● **Directions**:
What is the number of lines containing "Напряжение"? Give only that number.

● **Extracted data**:
%%

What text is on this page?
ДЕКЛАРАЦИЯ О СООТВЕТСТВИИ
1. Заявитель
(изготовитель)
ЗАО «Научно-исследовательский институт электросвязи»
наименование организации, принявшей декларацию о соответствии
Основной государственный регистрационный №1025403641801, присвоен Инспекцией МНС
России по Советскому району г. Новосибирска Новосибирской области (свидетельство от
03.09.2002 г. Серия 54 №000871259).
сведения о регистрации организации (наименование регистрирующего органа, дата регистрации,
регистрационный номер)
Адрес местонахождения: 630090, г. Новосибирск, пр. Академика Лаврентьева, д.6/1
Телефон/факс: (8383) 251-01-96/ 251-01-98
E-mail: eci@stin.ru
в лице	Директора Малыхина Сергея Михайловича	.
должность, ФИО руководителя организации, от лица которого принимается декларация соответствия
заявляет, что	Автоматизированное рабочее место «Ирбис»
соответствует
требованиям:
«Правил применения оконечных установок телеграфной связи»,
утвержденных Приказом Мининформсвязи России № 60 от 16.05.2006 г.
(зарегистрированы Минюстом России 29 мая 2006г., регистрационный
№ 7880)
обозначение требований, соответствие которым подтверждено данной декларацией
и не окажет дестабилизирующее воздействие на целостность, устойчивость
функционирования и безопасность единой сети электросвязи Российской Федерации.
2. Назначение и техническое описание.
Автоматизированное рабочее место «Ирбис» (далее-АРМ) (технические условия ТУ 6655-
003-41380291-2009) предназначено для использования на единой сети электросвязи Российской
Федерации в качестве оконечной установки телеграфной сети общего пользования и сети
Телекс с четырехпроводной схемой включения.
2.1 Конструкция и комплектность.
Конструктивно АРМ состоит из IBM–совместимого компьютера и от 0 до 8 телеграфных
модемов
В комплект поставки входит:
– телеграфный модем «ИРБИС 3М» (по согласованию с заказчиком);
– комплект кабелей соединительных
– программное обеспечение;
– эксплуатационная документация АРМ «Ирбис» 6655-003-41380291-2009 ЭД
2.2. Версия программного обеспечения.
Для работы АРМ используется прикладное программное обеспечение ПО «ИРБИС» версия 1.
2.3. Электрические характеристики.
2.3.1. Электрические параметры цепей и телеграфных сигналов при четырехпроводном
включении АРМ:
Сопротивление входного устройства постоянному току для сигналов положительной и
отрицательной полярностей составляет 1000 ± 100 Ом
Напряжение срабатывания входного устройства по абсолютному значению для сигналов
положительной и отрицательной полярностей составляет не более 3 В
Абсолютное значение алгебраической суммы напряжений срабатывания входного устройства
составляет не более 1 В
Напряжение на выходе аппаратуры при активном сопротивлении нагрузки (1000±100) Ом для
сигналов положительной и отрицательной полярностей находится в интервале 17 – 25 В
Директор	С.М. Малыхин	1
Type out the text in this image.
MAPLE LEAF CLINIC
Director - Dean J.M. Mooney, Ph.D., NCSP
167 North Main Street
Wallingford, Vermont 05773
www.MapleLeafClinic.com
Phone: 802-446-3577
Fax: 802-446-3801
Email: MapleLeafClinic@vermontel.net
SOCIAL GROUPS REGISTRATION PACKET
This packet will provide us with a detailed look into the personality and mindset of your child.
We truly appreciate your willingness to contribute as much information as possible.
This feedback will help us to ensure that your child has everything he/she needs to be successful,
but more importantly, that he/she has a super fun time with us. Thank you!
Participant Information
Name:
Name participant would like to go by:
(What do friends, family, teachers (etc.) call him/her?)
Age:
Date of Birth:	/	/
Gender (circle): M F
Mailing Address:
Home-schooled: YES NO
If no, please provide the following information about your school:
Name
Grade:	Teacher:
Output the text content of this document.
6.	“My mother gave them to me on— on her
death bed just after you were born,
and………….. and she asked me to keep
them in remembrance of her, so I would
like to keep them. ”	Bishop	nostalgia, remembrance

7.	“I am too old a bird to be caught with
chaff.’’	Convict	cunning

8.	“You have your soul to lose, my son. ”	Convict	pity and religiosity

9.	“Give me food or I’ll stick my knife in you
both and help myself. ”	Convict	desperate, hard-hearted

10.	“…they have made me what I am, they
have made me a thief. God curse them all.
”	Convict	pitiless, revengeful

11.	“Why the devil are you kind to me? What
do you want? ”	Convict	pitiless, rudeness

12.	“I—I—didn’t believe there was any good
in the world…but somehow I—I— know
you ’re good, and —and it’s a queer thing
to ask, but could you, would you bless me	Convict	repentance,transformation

%%

● **Answer in full**:
2